▶
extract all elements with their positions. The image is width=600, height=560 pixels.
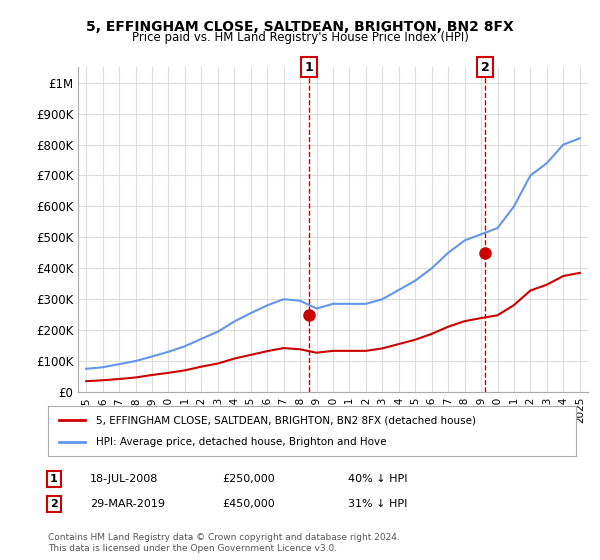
Text: HPI: Average price, detached house, Brighton and Hove: HPI: Average price, detached house, Brig… — [95, 437, 386, 447]
Text: 2: 2 — [50, 499, 58, 509]
Text: 29-MAR-2019: 29-MAR-2019 — [90, 499, 165, 509]
Text: £250,000: £250,000 — [222, 474, 275, 484]
Text: 1: 1 — [305, 60, 313, 74]
Text: 31% ↓ HPI: 31% ↓ HPI — [348, 499, 407, 509]
Text: £450,000: £450,000 — [222, 499, 275, 509]
Text: 1: 1 — [50, 474, 58, 484]
Text: 2: 2 — [481, 60, 490, 74]
Text: Price paid vs. HM Land Registry's House Price Index (HPI): Price paid vs. HM Land Registry's House … — [131, 31, 469, 44]
Text: 40% ↓ HPI: 40% ↓ HPI — [348, 474, 407, 484]
Text: 18-JUL-2008: 18-JUL-2008 — [90, 474, 158, 484]
Text: 5, EFFINGHAM CLOSE, SALTDEAN, BRIGHTON, BN2 8FX: 5, EFFINGHAM CLOSE, SALTDEAN, BRIGHTON, … — [86, 20, 514, 34]
Text: Contains HM Land Registry data © Crown copyright and database right 2024.
This d: Contains HM Land Registry data © Crown c… — [48, 533, 400, 553]
Text: 5, EFFINGHAM CLOSE, SALTDEAN, BRIGHTON, BN2 8FX (detached house): 5, EFFINGHAM CLOSE, SALTDEAN, BRIGHTON, … — [95, 415, 476, 425]
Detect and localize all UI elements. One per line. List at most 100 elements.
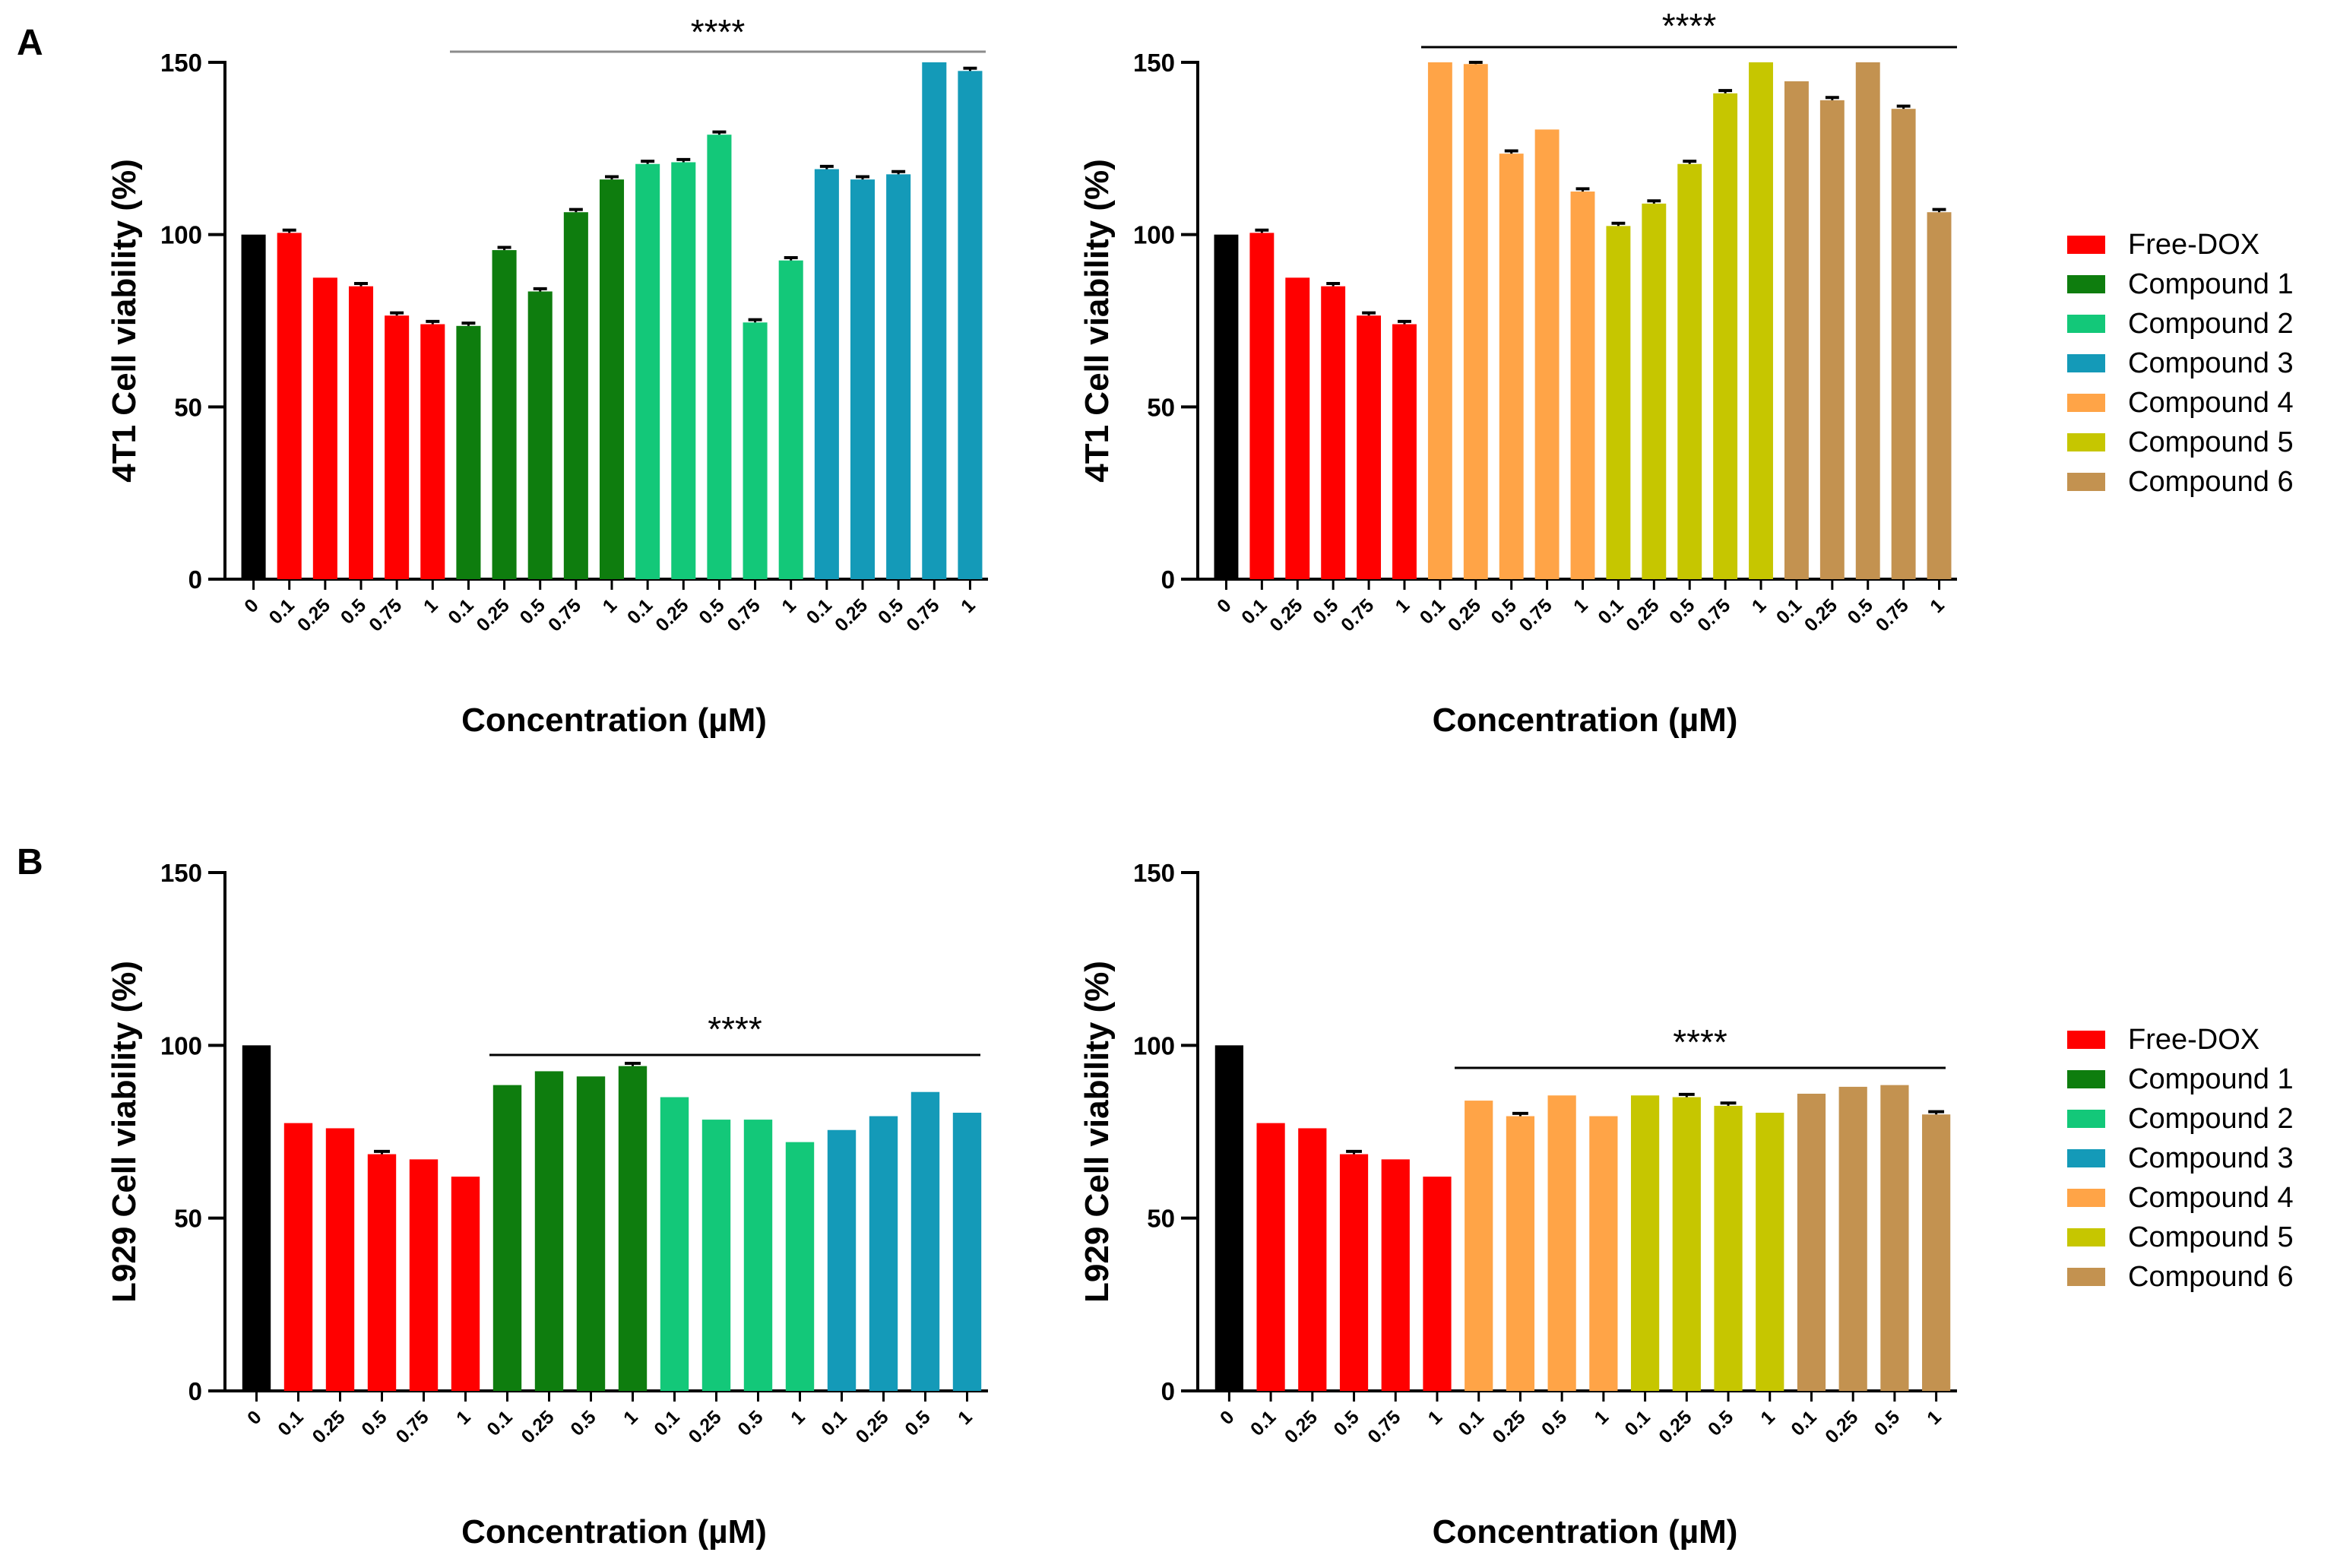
x-tick-label: 0.75 xyxy=(1872,594,1913,635)
x-tick-label: 0.75 xyxy=(1363,1406,1404,1447)
legend-label: Compound 3 xyxy=(2128,347,2294,379)
bar xyxy=(312,277,337,579)
x-tick-label: 0.5 xyxy=(1329,1406,1363,1440)
legend-swatch xyxy=(2067,1070,2105,1088)
x-tick-label: 0.75 xyxy=(544,594,585,635)
x-axis-title: Concentration (µM) xyxy=(461,702,767,739)
bar xyxy=(814,169,839,580)
x-tick-label: 0.1 xyxy=(274,1406,307,1440)
legend-swatch xyxy=(2067,433,2105,451)
x-tick-label: 0.25 xyxy=(1655,1406,1696,1447)
x-tick-label: 0.5 xyxy=(1844,594,1877,628)
x-tick-label: 0.75 xyxy=(365,594,406,635)
x-tick-label: 0.25 xyxy=(1488,1406,1529,1447)
legend-label: Free-DOX xyxy=(2128,229,2259,261)
legend-label: Compound 4 xyxy=(2128,1182,2294,1214)
legend-label: Compound 2 xyxy=(2128,308,2294,340)
bar xyxy=(492,1085,522,1391)
bar xyxy=(492,250,517,579)
legend-swatch xyxy=(2067,1268,2105,1286)
bar xyxy=(869,1116,898,1391)
x-tick-label: 0.1 xyxy=(1772,594,1806,628)
y-axis-title: 4T1 Cell viability (%) xyxy=(1078,159,1116,482)
x-tick-label: 0.5 xyxy=(337,594,370,628)
bar xyxy=(385,315,410,579)
x-tick-label: 0.5 xyxy=(1309,594,1342,628)
y-tick-label: 50 xyxy=(1147,1205,1175,1233)
bar xyxy=(1321,286,1346,579)
x-tick-label: 0.1 xyxy=(650,1406,683,1440)
x-tick-label: 1 xyxy=(957,594,980,617)
legend-swatch xyxy=(2067,1149,2105,1167)
x-tick-label: 0.5 xyxy=(1704,1406,1737,1440)
panel-label-a: A xyxy=(17,23,43,63)
x-tick-label: 0.1 xyxy=(444,594,477,628)
x-tick-label: 1 xyxy=(1748,594,1771,617)
x-tick-label: 0.75 xyxy=(902,594,943,635)
bar xyxy=(1756,1112,1784,1391)
bar xyxy=(1465,1101,1493,1391)
x-tick-label: 0.75 xyxy=(392,1406,433,1447)
x-tick-label: 1 xyxy=(1756,1406,1779,1429)
bar xyxy=(1298,1128,1327,1391)
panel-label-b: B xyxy=(17,842,43,882)
legend-label: Compound 6 xyxy=(2128,1261,2294,1293)
x-tick-label: 0.25 xyxy=(852,1406,893,1447)
bar xyxy=(743,322,768,579)
bar xyxy=(635,163,660,579)
y-axis-title: L929 Cell viability (%) xyxy=(106,961,143,1303)
x-tick-label: 0.1 xyxy=(1416,594,1449,628)
legend-swatch xyxy=(2067,275,2105,293)
x-tick-label: 0.25 xyxy=(1622,594,1663,635)
x-tick-label: 0.25 xyxy=(309,1406,350,1447)
x-tick-label: 0.5 xyxy=(516,594,549,628)
legend-label: Compound 6 xyxy=(2128,466,2294,498)
x-axis-title: Concentration (µM) xyxy=(461,1513,767,1551)
x-tick-label: 0.5 xyxy=(1487,594,1521,628)
x-tick-label: 0.5 xyxy=(1870,1406,1904,1440)
x-tick-label: 1 xyxy=(452,1406,475,1429)
bar xyxy=(283,1123,313,1391)
bar xyxy=(1339,1154,1369,1391)
x-tick-label: 1 xyxy=(619,1406,642,1429)
bar xyxy=(1249,233,1275,579)
bar xyxy=(707,135,732,579)
y-tick-label: 0 xyxy=(188,565,202,594)
bar xyxy=(420,324,445,579)
bar xyxy=(242,1045,271,1391)
legend-swatch xyxy=(2067,1228,2105,1246)
x-tick-label: 0.1 xyxy=(1455,1406,1488,1440)
legend-label: Compound 3 xyxy=(2128,1142,2294,1174)
x-tick-label: 0 xyxy=(1216,1406,1239,1429)
bar xyxy=(922,62,947,579)
legend-label: Compound 5 xyxy=(2128,1221,2294,1253)
x-tick-label: 0.25 xyxy=(293,594,334,635)
bar xyxy=(456,325,481,579)
bar xyxy=(1214,234,1239,579)
x-tick-label: 0.25 xyxy=(831,594,872,635)
x-tick-label: 0.1 xyxy=(817,1406,850,1440)
y-tick-label: 150 xyxy=(1133,49,1175,77)
x-tick-label: 1 xyxy=(777,594,800,617)
x-tick-label: 0.1 xyxy=(1620,1406,1654,1440)
bar xyxy=(910,1091,940,1391)
x-tick-label: 1 xyxy=(954,1406,977,1429)
significance-stars: **** xyxy=(1673,1022,1727,1062)
bar xyxy=(241,234,266,579)
x-tick-label: 0.5 xyxy=(695,594,728,628)
bar xyxy=(1891,109,1916,579)
bar xyxy=(451,1177,480,1391)
bar xyxy=(1642,203,1667,579)
legend-label: Compound 1 xyxy=(2128,268,2294,300)
y-tick-label: 100 xyxy=(1133,1031,1175,1060)
bar xyxy=(1880,1085,1909,1391)
legend-swatch xyxy=(2067,1110,2105,1128)
y-tick-label: 50 xyxy=(1147,393,1175,421)
legend-swatch xyxy=(2067,354,2105,372)
x-tick-label: 0.1 xyxy=(623,594,657,628)
bar xyxy=(1927,212,1952,579)
bar xyxy=(1855,62,1880,579)
bar xyxy=(1630,1095,1660,1391)
legend-swatch xyxy=(2067,394,2105,412)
◀
## Challenge
Copy out everything from the line containing "x-tick-label: 0.75 xyxy=(1872,594,1913,635)" down to the line containing "bar xyxy=(814,169,839,580)", keeping both of those lines and reproducing each one without any change.

## Expected answer
x-tick-label: 0.75 xyxy=(1872,594,1913,635)
x-tick-label: 0.75 xyxy=(1363,1406,1404,1447)
legend-label: Compound 3 xyxy=(2128,347,2294,379)
bar xyxy=(312,277,337,579)
x-tick-label: 0.5 xyxy=(1329,1406,1363,1440)
legend-swatch xyxy=(2067,1070,2105,1088)
x-tick-label: 0.75 xyxy=(544,594,585,635)
x-axis-title: Concentration (µM) xyxy=(461,702,767,739)
bar xyxy=(814,169,839,580)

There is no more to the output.